Swap every "table-cell-yield" in the lines below for "table-cell-rate" and keep everything else the same.

[Box annotation data]

☆ ☆ ☆ ☆ ☆ ☆ ☆

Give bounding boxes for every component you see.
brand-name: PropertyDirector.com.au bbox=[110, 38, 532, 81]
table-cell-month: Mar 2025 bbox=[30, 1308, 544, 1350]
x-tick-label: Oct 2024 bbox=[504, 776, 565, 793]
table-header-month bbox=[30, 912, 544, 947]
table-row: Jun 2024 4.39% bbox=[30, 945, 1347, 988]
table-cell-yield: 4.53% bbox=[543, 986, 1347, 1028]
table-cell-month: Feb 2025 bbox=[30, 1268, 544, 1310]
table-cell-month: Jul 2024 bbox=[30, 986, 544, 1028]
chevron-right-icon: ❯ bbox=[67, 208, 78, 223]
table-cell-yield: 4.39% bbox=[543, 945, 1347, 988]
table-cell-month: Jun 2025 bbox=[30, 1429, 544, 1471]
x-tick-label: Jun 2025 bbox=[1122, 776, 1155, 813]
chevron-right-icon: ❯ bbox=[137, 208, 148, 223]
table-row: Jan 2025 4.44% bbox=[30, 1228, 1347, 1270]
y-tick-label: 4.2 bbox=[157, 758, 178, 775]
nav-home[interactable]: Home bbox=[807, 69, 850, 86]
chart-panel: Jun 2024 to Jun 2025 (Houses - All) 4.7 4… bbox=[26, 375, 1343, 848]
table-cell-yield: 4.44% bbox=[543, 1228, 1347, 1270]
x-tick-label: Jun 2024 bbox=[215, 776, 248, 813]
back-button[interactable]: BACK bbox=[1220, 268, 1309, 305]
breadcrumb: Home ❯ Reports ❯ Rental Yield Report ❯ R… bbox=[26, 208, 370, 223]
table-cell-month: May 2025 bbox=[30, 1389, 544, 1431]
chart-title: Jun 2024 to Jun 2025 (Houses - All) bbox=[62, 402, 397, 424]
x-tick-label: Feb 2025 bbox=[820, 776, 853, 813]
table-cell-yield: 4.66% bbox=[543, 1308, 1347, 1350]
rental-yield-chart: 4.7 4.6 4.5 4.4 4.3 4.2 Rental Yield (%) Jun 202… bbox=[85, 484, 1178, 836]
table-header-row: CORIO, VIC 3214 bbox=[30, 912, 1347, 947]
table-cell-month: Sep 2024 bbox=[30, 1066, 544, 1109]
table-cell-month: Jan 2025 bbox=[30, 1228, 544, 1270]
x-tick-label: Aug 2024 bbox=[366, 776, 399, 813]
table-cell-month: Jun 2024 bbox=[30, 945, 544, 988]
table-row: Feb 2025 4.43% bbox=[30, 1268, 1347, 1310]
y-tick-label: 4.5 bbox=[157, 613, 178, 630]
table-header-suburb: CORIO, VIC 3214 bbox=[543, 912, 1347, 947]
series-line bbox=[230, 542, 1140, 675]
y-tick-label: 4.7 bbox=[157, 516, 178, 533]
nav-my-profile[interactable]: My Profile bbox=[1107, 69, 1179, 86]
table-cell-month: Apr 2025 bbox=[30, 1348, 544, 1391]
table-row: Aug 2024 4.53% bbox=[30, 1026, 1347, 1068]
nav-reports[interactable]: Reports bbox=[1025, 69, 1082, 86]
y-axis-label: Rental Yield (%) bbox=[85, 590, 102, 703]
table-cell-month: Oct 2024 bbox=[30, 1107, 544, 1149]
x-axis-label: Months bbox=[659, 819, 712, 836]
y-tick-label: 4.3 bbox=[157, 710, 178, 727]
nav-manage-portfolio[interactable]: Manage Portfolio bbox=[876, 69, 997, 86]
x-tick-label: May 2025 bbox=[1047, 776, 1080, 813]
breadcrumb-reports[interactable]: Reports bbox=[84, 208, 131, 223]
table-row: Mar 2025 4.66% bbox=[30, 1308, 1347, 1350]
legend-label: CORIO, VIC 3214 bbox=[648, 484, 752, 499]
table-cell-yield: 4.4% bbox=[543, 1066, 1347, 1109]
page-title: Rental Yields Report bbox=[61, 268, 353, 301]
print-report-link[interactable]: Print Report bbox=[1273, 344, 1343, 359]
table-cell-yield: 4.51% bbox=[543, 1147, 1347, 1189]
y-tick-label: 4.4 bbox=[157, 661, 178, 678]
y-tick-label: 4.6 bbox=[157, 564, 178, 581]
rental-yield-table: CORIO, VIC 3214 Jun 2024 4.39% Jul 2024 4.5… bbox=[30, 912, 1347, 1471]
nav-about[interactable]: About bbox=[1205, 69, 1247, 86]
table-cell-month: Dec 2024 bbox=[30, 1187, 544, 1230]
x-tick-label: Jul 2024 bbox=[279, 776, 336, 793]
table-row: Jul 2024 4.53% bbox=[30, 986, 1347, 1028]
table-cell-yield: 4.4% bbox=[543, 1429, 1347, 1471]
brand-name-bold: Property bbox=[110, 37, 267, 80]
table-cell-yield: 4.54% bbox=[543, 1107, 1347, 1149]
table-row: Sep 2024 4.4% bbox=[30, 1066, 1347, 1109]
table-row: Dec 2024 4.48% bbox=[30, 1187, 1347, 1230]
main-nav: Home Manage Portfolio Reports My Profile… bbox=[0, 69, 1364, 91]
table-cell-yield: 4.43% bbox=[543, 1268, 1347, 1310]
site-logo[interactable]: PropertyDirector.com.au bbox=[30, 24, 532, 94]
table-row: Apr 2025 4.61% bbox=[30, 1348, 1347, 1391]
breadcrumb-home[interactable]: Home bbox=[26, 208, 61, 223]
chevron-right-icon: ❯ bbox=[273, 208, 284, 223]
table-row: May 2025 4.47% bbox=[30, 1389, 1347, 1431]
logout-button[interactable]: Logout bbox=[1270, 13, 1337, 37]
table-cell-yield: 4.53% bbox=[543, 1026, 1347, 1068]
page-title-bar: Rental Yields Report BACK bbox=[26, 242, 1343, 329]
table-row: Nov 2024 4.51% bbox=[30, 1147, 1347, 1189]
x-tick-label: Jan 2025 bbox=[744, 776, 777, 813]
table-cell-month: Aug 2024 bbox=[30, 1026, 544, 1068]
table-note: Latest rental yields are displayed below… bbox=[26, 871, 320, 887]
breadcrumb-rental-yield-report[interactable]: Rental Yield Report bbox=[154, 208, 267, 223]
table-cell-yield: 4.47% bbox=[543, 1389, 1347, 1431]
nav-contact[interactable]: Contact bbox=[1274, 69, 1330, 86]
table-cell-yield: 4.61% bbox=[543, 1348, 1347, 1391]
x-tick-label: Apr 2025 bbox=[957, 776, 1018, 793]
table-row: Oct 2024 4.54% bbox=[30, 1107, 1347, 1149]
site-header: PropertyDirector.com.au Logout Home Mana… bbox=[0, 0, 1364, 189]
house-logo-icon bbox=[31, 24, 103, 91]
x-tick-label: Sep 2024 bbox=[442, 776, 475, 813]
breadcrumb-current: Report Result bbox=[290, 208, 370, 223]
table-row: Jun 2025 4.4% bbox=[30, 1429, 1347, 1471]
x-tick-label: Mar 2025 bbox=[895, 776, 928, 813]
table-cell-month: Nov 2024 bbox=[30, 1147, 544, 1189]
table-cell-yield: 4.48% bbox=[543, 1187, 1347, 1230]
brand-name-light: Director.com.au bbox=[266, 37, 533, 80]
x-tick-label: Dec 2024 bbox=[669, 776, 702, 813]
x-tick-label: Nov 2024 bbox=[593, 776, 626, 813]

☆ ☆ ☆ ☆ ☆ ☆ ☆

§ **Solution to this exercise**:
Give bounding boxes for every component you see.
brand-name: PropertyDirector.com.au bbox=[110, 38, 532, 81]
table-cell-month: Mar 2025 bbox=[30, 1308, 544, 1350]
x-tick-label: Oct 2024 bbox=[504, 776, 565, 793]
table-header-month bbox=[30, 912, 544, 947]
table-row: Jun 2024 4.39% bbox=[30, 945, 1347, 988]
table-cell-rate: 4.53% bbox=[543, 986, 1347, 1028]
table-cell-month: Feb 2025 bbox=[30, 1268, 544, 1310]
table-cell-month: Jul 2024 bbox=[30, 986, 544, 1028]
chevron-right-icon: ❯ bbox=[67, 208, 78, 223]
table-cell-rate: 4.39% bbox=[543, 945, 1347, 988]
table-cell-month: Jun 2025 bbox=[30, 1429, 544, 1471]
x-tick-label: Jun 2025 bbox=[1122, 776, 1155, 813]
chevron-right-icon: ❯ bbox=[137, 208, 148, 223]
table-row: Jan 2025 4.44% bbox=[30, 1228, 1347, 1270]
y-tick-label: 4.2 bbox=[157, 758, 178, 775]
nav-home[interactable]: Home bbox=[807, 69, 850, 86]
chart-panel: Jun 2024 to Jun 2025 (Houses - All) 4.7 4… bbox=[26, 375, 1343, 848]
table-cell-rate: 4.44% bbox=[543, 1228, 1347, 1270]
x-tick-label: Jun 2024 bbox=[215, 776, 248, 813]
back-button[interactable]: BACK bbox=[1220, 268, 1309, 305]
breadcrumb: Home ❯ Reports ❯ Rental Yield Report ❯ R… bbox=[26, 208, 370, 223]
table-cell-month: May 2025 bbox=[30, 1389, 544, 1431]
chart-title: Jun 2024 to Jun 2025 (Houses - All) bbox=[62, 402, 397, 424]
x-tick-label: Feb 2025 bbox=[820, 776, 853, 813]
table-cell-rate: 4.66% bbox=[543, 1308, 1347, 1350]
rental-yield-chart: 4.7 4.6 4.5 4.4 4.3 4.2 Rental Yield (%) Jun 202… bbox=[85, 484, 1178, 836]
table-header-row: CORIO, VIC 3214 bbox=[30, 912, 1347, 947]
table-cell-month: Sep 2024 bbox=[30, 1066, 544, 1109]
table-cell-month: Jan 2025 bbox=[30, 1228, 544, 1270]
x-tick-label: Aug 2024 bbox=[366, 776, 399, 813]
table-cell-month: Jun 2024 bbox=[30, 945, 544, 988]
table-row: Feb 2025 4.43% bbox=[30, 1268, 1347, 1310]
y-tick-label: 4.5 bbox=[157, 613, 178, 630]
table-header-suburb: CORIO, VIC 3214 bbox=[543, 912, 1347, 947]
series-line bbox=[230, 542, 1140, 675]
y-tick-label: 4.7 bbox=[157, 516, 178, 533]
nav-my-profile[interactable]: My Profile bbox=[1107, 69, 1179, 86]
table-cell-month: Apr 2025 bbox=[30, 1348, 544, 1391]
table-row: Aug 2024 4.53% bbox=[30, 1026, 1347, 1068]
nav-reports[interactable]: Reports bbox=[1025, 69, 1082, 86]
y-axis-label: Rental Yield (%) bbox=[85, 590, 102, 703]
table-cell-month: Oct 2024 bbox=[30, 1107, 544, 1149]
x-axis-label: Months bbox=[659, 819, 712, 836]
y-tick-label: 4.3 bbox=[157, 710, 178, 727]
nav-manage-portfolio[interactable]: Manage Portfolio bbox=[876, 69, 997, 86]
x-tick-label: May 2025 bbox=[1047, 776, 1080, 813]
breadcrumb-reports[interactable]: Reports bbox=[84, 208, 131, 223]
table-row: Mar 2025 4.66% bbox=[30, 1308, 1347, 1350]
legend-label: CORIO, VIC 3214 bbox=[648, 484, 752, 499]
table-cell-rate: 4.4% bbox=[543, 1066, 1347, 1109]
page-title: Rental Yields Report bbox=[61, 268, 353, 301]
print-report-link[interactable]: Print Report bbox=[1273, 344, 1343, 359]
table-cell-rate: 4.51% bbox=[543, 1147, 1347, 1189]
y-tick-label: 4.4 bbox=[157, 661, 178, 678]
y-tick-label: 4.6 bbox=[157, 564, 178, 581]
rental-yield-table: CORIO, VIC 3214 Jun 2024 4.39% Jul 2024 4.5… bbox=[30, 912, 1347, 1471]
nav-about[interactable]: About bbox=[1205, 69, 1247, 86]
table-cell-month: Dec 2024 bbox=[30, 1187, 544, 1230]
x-tick-label: Jul 2024 bbox=[279, 776, 336, 793]
table-row: Jul 2024 4.53% bbox=[30, 986, 1347, 1028]
table-cell-rate: 4.4% bbox=[543, 1429, 1347, 1471]
brand-name-bold: Property bbox=[110, 37, 267, 80]
table-cell-rate: 4.54% bbox=[543, 1107, 1347, 1149]
table-row: Sep 2024 4.4% bbox=[30, 1066, 1347, 1109]
table-row: Dec 2024 4.48% bbox=[30, 1187, 1347, 1230]
main-nav: Home Manage Portfolio Reports My Profile… bbox=[0, 69, 1364, 91]
table-cell-rate: 4.43% bbox=[543, 1268, 1347, 1310]
site-logo[interactable]: PropertyDirector.com.au bbox=[30, 24, 532, 94]
table-row: Apr 2025 4.61% bbox=[30, 1348, 1347, 1391]
breadcrumb-home[interactable]: Home bbox=[26, 208, 61, 223]
chevron-right-icon: ❯ bbox=[273, 208, 284, 223]
table-row: May 2025 4.47% bbox=[30, 1389, 1347, 1431]
logout-button[interactable]: Logout bbox=[1270, 13, 1337, 37]
table-cell-rate: 4.53% bbox=[543, 1026, 1347, 1068]
page-title-bar: Rental Yields Report BACK bbox=[26, 242, 1343, 329]
table-row: Nov 2024 4.51% bbox=[30, 1147, 1347, 1189]
x-tick-label: Jan 2025 bbox=[744, 776, 777, 813]
table-cell-month: Aug 2024 bbox=[30, 1026, 544, 1068]
table-note: Latest rental yields are displayed below… bbox=[26, 871, 320, 887]
breadcrumb-rental-yield-report[interactable]: Rental Yield Report bbox=[154, 208, 267, 223]
table-cell-rate: 4.47% bbox=[543, 1389, 1347, 1431]
nav-contact[interactable]: Contact bbox=[1274, 69, 1330, 86]
table-cell-rate: 4.61% bbox=[543, 1348, 1347, 1391]
x-tick-label: Apr 2025 bbox=[957, 776, 1018, 793]
table-row: Oct 2024 4.54% bbox=[30, 1107, 1347, 1149]
site-header: PropertyDirector.com.au Logout Home Mana… bbox=[0, 0, 1364, 189]
house-logo-icon bbox=[31, 24, 103, 91]
x-tick-label: Sep 2024 bbox=[442, 776, 475, 813]
breadcrumb-current: Report Result bbox=[290, 208, 370, 223]
table-row: Jun 2025 4.4% bbox=[30, 1429, 1347, 1471]
x-tick-label: Mar 2025 bbox=[895, 776, 928, 813]
table-cell-month: Nov 2024 bbox=[30, 1147, 544, 1189]
table-cell-rate: 4.48% bbox=[543, 1187, 1347, 1230]
brand-name-light: Director.com.au bbox=[266, 37, 533, 80]
x-tick-label: Dec 2024 bbox=[669, 776, 702, 813]
x-tick-label: Nov 2024 bbox=[593, 776, 626, 813]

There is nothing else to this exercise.